● **Source material**

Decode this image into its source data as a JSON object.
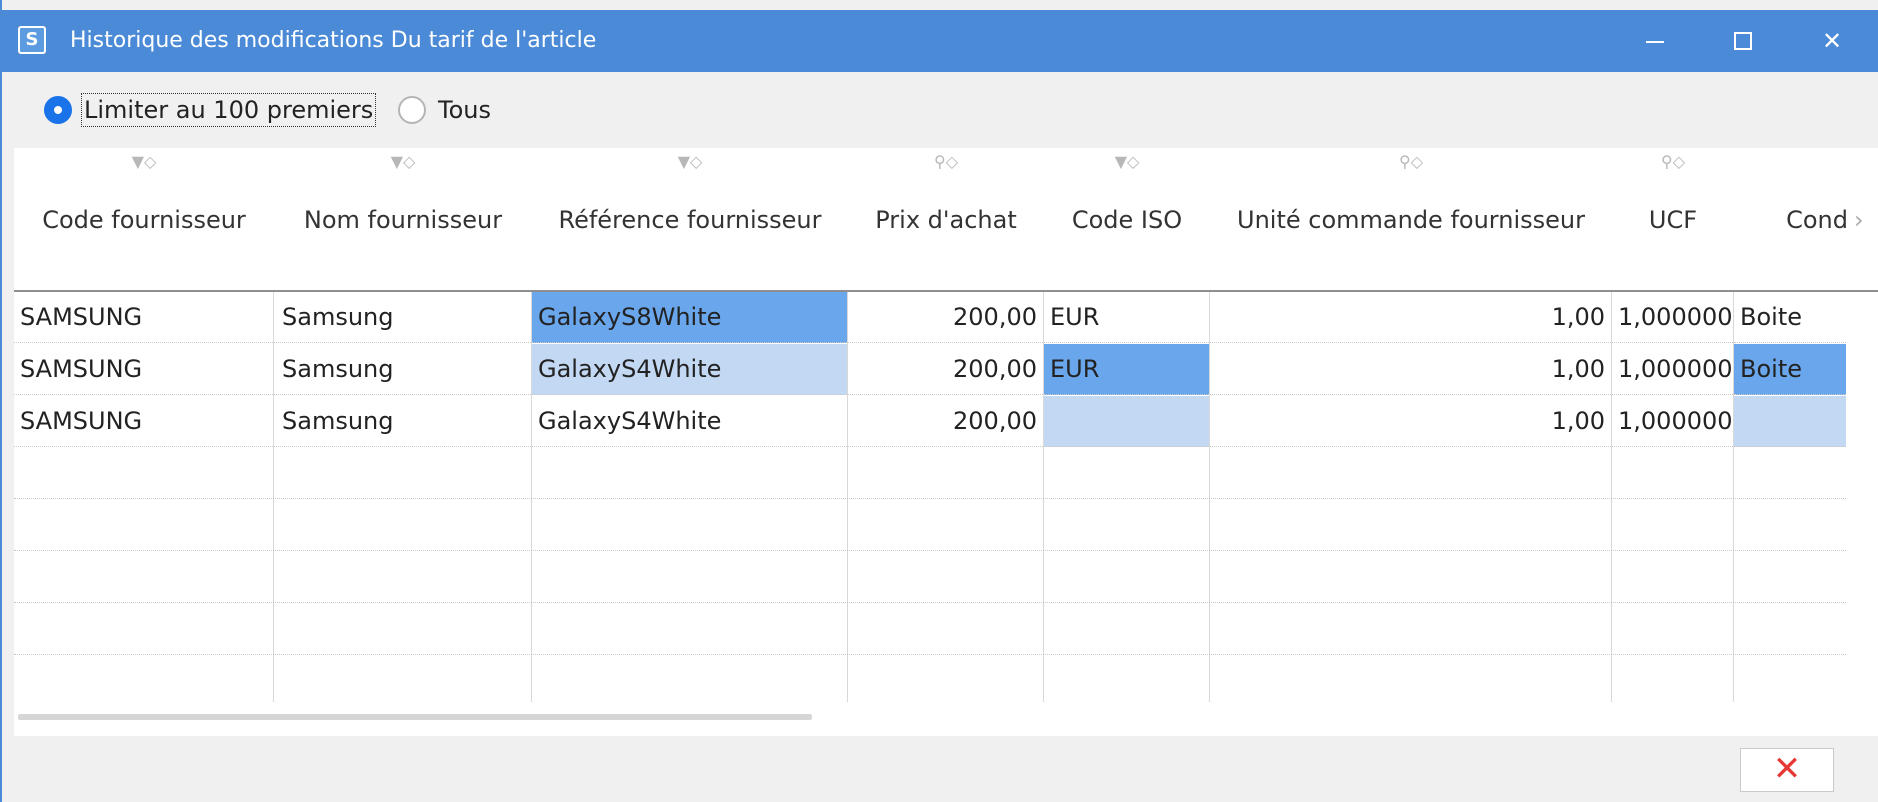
{
  "window": {
    "title": "Historique des modifications Du tarif de l'article",
    "app_icon": "S",
    "controls": {
      "minimize_icon": "minimize-icon",
      "maximize_icon": "maximize-icon",
      "close_glyph": "✕"
    }
  },
  "filter": {
    "options": [
      {
        "label": "Limiter au 100 premiers",
        "selected": true
      },
      {
        "label": "Tous",
        "selected": false
      }
    ]
  },
  "grid": {
    "columns": [
      {
        "label": "Code fournisseur",
        "icon": "▼◇"
      },
      {
        "label": "Nom fournisseur",
        "icon": "▼◇"
      },
      {
        "label": "Référence fournisseur",
        "icon": "▼◇"
      },
      {
        "label": "Prix d'achat",
        "icon": "⚲◇"
      },
      {
        "label": "Code ISO",
        "icon": "▼◇"
      },
      {
        "label": "Unité commande fournisseur",
        "icon": "⚲◇"
      },
      {
        "label": "UCF",
        "icon": "⚲◇"
      },
      {
        "label": "Cond",
        "icon": ""
      }
    ],
    "more_arrow": "›",
    "rows": [
      [
        "SAMSUNG",
        "Samsung",
        "GalaxyS8White",
        "200,00",
        "EUR",
        "1,00",
        "1,000000",
        "Boite"
      ],
      [
        "SAMSUNG",
        "Samsung",
        "GalaxyS4White",
        "200,00",
        "EUR",
        "1,00",
        "1,000000",
        "Boite"
      ],
      [
        "SAMSUNG",
        "Samsung",
        "GalaxyS4White",
        "200,00",
        "",
        "1,00",
        "1,000000",
        ""
      ]
    ]
  },
  "footer": {
    "close_glyph": "✕"
  },
  "colors": {
    "titlebar": "#4a8ad6",
    "selection": "#6aa6eb",
    "selection_light": "#c3d8f3",
    "close_red": "#e53935"
  }
}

● **Written task**
Without the pictures, write out all of the material exactly.

● **Response**
Decode this image into its source data as a JSON object.
{
  "window": {
    "title": "Historique des modifications Du tarif de l'article",
    "app_icon": "S",
    "controls": {
      "minimize_icon": "minimize-icon",
      "maximize_icon": "maximize-icon",
      "close_glyph": "✕"
    }
  },
  "filter": {
    "options": [
      {
        "label": "Limiter au 100 premiers",
        "selected": true
      },
      {
        "label": "Tous",
        "selected": false
      }
    ]
  },
  "grid": {
    "columns": [
      {
        "label": "Code fournisseur",
        "icon": "▼◇"
      },
      {
        "label": "Nom fournisseur",
        "icon": "▼◇"
      },
      {
        "label": "Référence fournisseur",
        "icon": "▼◇"
      },
      {
        "label": "Prix d'achat",
        "icon": "⚲◇"
      },
      {
        "label": "Code ISO",
        "icon": "▼◇"
      },
      {
        "label": "Unité commande fournisseur",
        "icon": "⚲◇"
      },
      {
        "label": "UCF",
        "icon": "⚲◇"
      },
      {
        "label": "Cond",
        "icon": ""
      }
    ],
    "more_arrow": "›",
    "rows": [
      [
        "SAMSUNG",
        "Samsung",
        "GalaxyS8White",
        "200,00",
        "EUR",
        "1,00",
        "1,000000",
        "Boite"
      ],
      [
        "SAMSUNG",
        "Samsung",
        "GalaxyS4White",
        "200,00",
        "EUR",
        "1,00",
        "1,000000",
        "Boite"
      ],
      [
        "SAMSUNG",
        "Samsung",
        "GalaxyS4White",
        "200,00",
        "",
        "1,00",
        "1,000000",
        ""
      ]
    ]
  },
  "footer": {
    "close_glyph": "✕"
  },
  "colors": {
    "titlebar": "#4a8ad6",
    "selection": "#6aa6eb",
    "selection_light": "#c3d8f3",
    "close_red": "#e53935"
  }
}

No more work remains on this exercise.